[Dataset items]
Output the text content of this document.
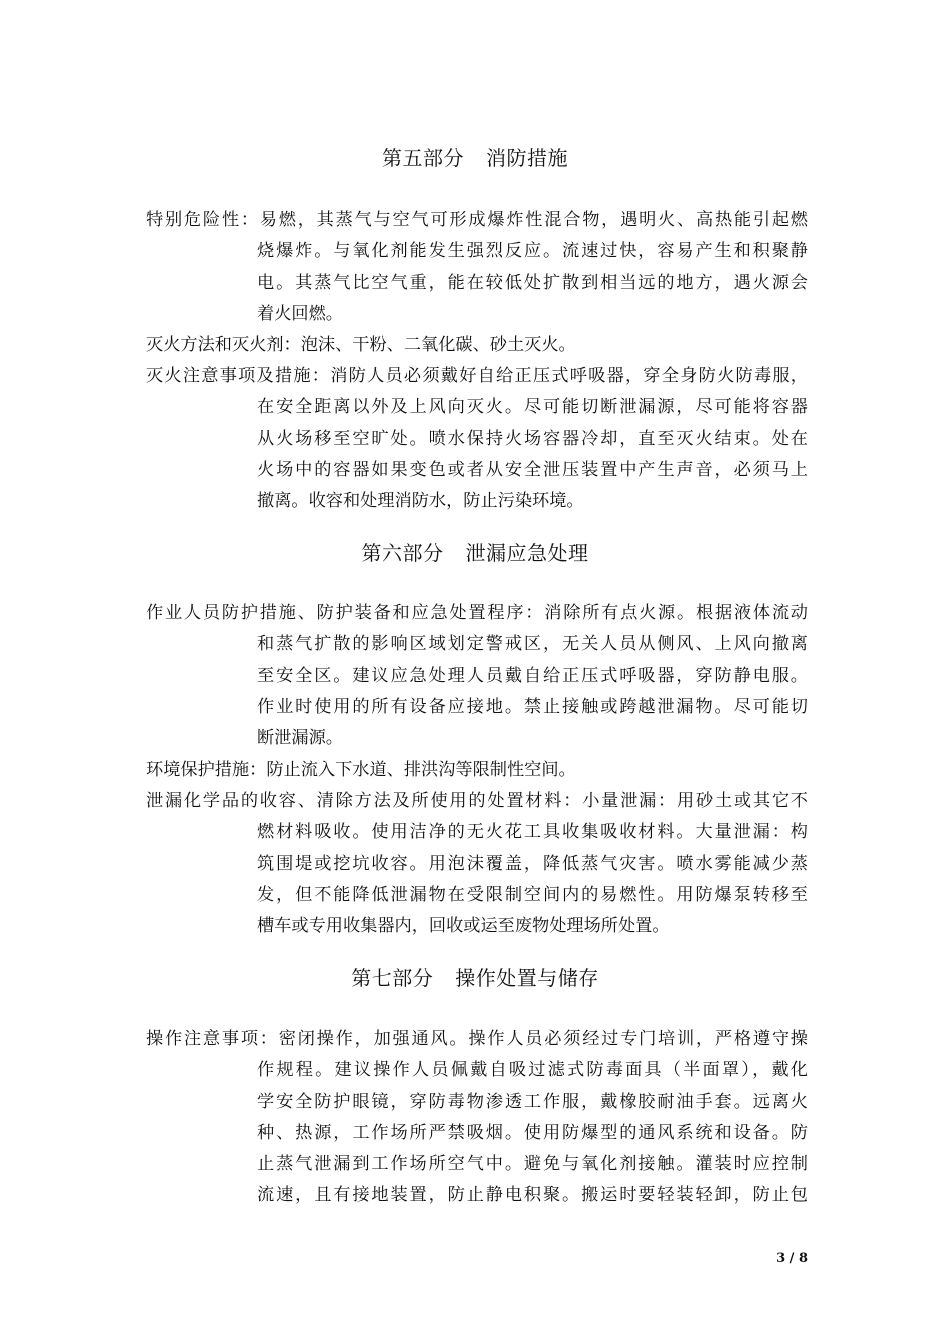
第五部分 消防措施
特别危险性：易燃，其蒸气与空气可形成爆炸性混合物，遇明火、高热能引起燃
烧爆炸。与氧化剂能发生强烈反应。流速过快，容易产生和积聚静
电。其蒸气比空气重，能在较低处扩散到相当远的地方，遇火源会
着火回燃。
灭火方法和灭火剂：泡沫、干粉、二氧化碳、砂土灭火。
灭火注意事项及措施：消防人员必须戴好自给正压式呼吸器，穿全身防火防毒服，
在安全距离以外及上风向灭火。尽可能切断泄漏源，尽可能将容器
从火场移至空旷处。喷水保持火场容器冷却，直至灭火结束。处在
火场中的容器如果变色或者从安全泄压装置中产生声音，必须马上
撤离。收容和处理消防水，防止污染环境。
第六部分 泄漏应急处理
作业人员防护措施、防护装备和应急处置程序：消除所有点火源。根据液体流动
和蒸气扩散的影响区域划定警戒区，无关人员从侧风、上风向撤离
至安全区。建议应急处理人员戴自给正压式呼吸器，穿防静电服。
作业时使用的所有设备应接地。禁止接触或跨越泄漏物。尽可能切
断泄漏源。
环境保护措施：防止流入下水道、排洪沟等限制性空间。
泄漏化学品的收容、清除方法及所使用的处置材料：小量泄漏：用砂土或其它不
燃材料吸收。使用洁净的无火花工具收集吸收材料。大量泄漏：构
筑围堤或挖坑收容。用泡沫覆盖，降低蒸气灾害。喷水雾能减少蒸
发，但不能降低泄漏物在受限制空间内的易燃性。用防爆泵转移至
槽车或专用收集器内，回收或运至废物处理场所处置。
第七部分 操作处置与储存
操作注意事项：密闭操作，加强通风。操作人员必须经过专门培训，严格遵守操
作规程。建议操作人员佩戴自吸过滤式防毒面具（半面罩），戴化
学安全防护眼镜，穿防毒物渗透工作服，戴橡胶耐油手套。远离火
种、热源，工作场所严禁吸烟。使用防爆型的通风系统和设备。防
止蒸气泄漏到工作场所空气中。避免与氧化剂接触。灌装时应控制
流速，且有接地装置，防止静电积聚。搬运时要轻装轻卸，防止包
3 / 8
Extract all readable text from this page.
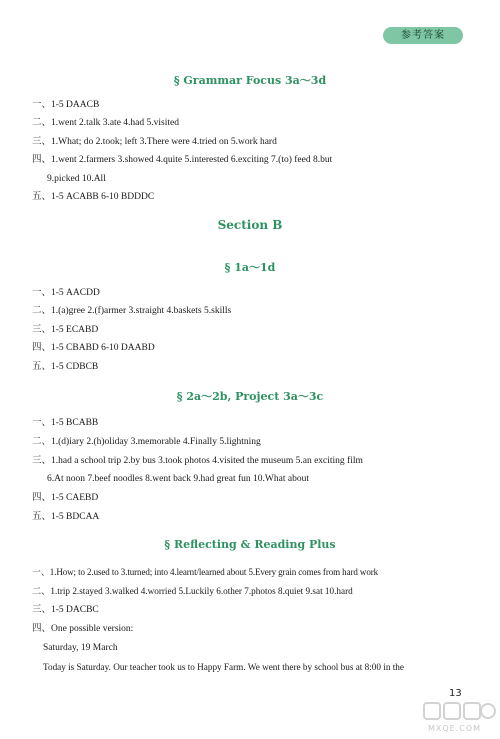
参考答案
§ Grammar Focus 3a～3d
一、1-5 DAACB
二、1.went 2.talk 3.ate 4.had 5.visited
三、1.What; do 2.took; left 3.There were 4.tried on 5.work hard
四、1.went 2.farmers 3.showed 4.quite 5.interested 6.exciting 7.(to) feed 8.but
9.picked 10.All
五、1-5 ACABB 6-10 BDDDC
Section B
§ 1a～1d
一、1-5 AACDD
二、1.(a)gree 2.(f)armer 3.straight 4.baskets 5.skills
三、1-5 ECABD
四、1-5 CBABD 6-10 DAABD
五、1-5 CDBCB
§ 2a～2b, Project 3a～3c
一、1-5 BCABB
二、1.(d)iary 2.(h)oliday 3.memorable 4.Finally 5.lightning
三、1.had a school trip 2.by bus 3.took photos 4.visited the museum 5.an exciting film
6.At noon 7.beef noodles 8.went back 9.had great fun 10.What about
四、1-5 CAEBD
五、1-5 BDCAA
§ Reflecting & Reading Plus
一、1.How; to 2.used to 3.turned; into 4.learnt/learned about 5.Every grain comes from hard work
二、1.trip 2.stayed 3.walked 4.worried 5.Luckily 6.other 7.photos 8.quiet 9.sat 10.hard
三、1-5 DACBC
四、One possible version:
Saturday, 19 March
Today is Saturday. Our teacher took us to Happy Farm. We went there by school bus at 8:00 in the
13
MXQE.COM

Direction >>
Nothing but the lines from the line containing "Extract all readable text from this page." through the last line of the records above is to be extracted, exactly and with no pictures.

Answer >>
Extract all readable text from this page.
参考答案
§ Grammar Focus 3a～3d
一、1-5 DAACB
二、1.went 2.talk 3.ate 4.had 5.visited
三、1.What; do 2.took; left 3.There were 4.tried on 5.work hard
四、1.went 2.farmers 3.showed 4.quite 5.interested 6.exciting 7.(to) feed 8.but
9.picked 10.All
五、1-5 ACABB 6-10 BDDDC
Section B
§ 1a～1d
一、1-5 AACDD
二、1.(a)gree 2.(f)armer 3.straight 4.baskets 5.skills
三、1-5 ECABD
四、1-5 CBABD 6-10 DAABD
五、1-5 CDBCB
§ 2a～2b, Project 3a～3c
一、1-5 BCABB
二、1.(d)iary 2.(h)oliday 3.memorable 4.Finally 5.lightning
三、1.had a school trip 2.by bus 3.took photos 4.visited the museum 5.an exciting film
6.At noon 7.beef noodles 8.went back 9.had great fun 10.What about
四、1-5 CAEBD
五、1-5 BDCAA
§ Reflecting & Reading Plus
一、1.How; to 2.used to 3.turned; into 4.learnt/learned about 5.Every grain comes from hard work
二、1.trip 2.stayed 3.walked 4.worried 5.Luckily 6.other 7.photos 8.quiet 9.sat 10.hard
三、1-5 DACBC
四、One possible version:
Saturday, 19 March
Today is Saturday. Our teacher took us to Happy Farm. We went there by school bus at 8:00 in the
13
MXQE.COM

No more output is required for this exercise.